» **Work to do**
Report, word for word, every line of the material that contains "同比增长".

» **Material provided**
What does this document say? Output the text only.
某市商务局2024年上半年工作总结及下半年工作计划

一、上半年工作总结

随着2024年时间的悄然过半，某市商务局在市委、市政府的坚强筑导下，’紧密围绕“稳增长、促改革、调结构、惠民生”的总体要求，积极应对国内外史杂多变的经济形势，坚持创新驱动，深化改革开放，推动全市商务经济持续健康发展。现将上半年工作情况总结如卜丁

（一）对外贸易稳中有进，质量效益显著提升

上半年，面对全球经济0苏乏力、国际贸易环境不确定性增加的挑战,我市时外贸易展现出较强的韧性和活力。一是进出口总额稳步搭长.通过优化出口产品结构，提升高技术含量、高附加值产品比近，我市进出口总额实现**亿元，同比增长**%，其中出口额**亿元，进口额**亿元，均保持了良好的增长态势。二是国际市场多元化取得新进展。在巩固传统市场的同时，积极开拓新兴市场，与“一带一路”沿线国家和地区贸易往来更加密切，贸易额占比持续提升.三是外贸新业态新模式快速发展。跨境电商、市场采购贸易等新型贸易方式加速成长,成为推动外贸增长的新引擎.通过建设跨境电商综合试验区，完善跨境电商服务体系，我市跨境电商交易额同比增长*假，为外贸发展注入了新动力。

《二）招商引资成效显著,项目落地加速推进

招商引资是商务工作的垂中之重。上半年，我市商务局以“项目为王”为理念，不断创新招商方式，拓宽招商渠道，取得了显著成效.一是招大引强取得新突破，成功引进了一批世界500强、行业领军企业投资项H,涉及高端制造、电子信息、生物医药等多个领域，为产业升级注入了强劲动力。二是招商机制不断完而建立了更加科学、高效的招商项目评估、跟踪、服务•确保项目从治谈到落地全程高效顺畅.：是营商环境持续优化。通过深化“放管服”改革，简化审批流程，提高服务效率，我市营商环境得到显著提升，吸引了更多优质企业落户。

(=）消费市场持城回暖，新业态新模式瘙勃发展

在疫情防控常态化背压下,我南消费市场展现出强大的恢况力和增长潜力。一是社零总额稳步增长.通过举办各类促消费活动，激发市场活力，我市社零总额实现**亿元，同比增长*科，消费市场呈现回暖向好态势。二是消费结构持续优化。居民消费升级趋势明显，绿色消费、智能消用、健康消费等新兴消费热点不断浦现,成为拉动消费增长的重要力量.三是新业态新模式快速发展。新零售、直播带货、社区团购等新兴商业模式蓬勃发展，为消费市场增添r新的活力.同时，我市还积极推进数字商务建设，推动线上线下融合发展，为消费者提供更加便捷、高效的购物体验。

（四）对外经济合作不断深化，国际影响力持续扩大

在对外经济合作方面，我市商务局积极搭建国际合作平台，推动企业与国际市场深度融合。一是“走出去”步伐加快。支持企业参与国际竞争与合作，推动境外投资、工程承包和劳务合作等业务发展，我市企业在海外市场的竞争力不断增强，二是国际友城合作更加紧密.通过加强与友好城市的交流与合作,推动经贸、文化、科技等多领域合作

» **The result**
上半年，面对全球经济0苏乏力、国际贸易环境不确定性增加的挑战,我市时外贸易展现出较强的韧性和活力。一是进出口总额稳步搭长.通过优化出口产品结构，提升高技术含量、高附加值产品比近，我市进出口总额实现**亿元，同比增长**%，其中出口额**亿元，进口额**亿元，均保持了良好的增长态势。二是国际市场多元化取得新进展。在巩固传统市场的同时，积极开拓新兴市场，与“一带一路”沿线国家和地区贸易往来更加密切，贸易额占比持续提升.三是外贸新业态新模式快速发展。跨境电商、市场采购贸易等新型贸易方式加速成长,成为推动外贸增长的新引擎.通过建设跨境电商综合试验区，完善跨境电商服务体系，我市跨境电商交易额同比增长*假，为外贸发展注入了新动力。
在疫情防控常态化背压下,我南消费市场展现出强大的恢况力和增长潜力。一是社零总额稳步增长.通过举办各类促消费活动，激发市场活力，我市社零总额实现**亿元，同比增长*科，消费市场呈现回暖向好态势。二是消费结构持续优化。居民消费升级趋势明显，绿色消费、智能消用、健康消费等新兴消费热点不断浦现,成为拉动消费增长的重要力量.三是新业态新模式快速发展。新零售、直播带货、社区团购等新兴商业模式蓬勃发展，为消费市场增添r新的活力.同时，我市还积极推进数字商务建设，推动线上线下融合发展，为消费者提供更加便捷、高效的购物体验。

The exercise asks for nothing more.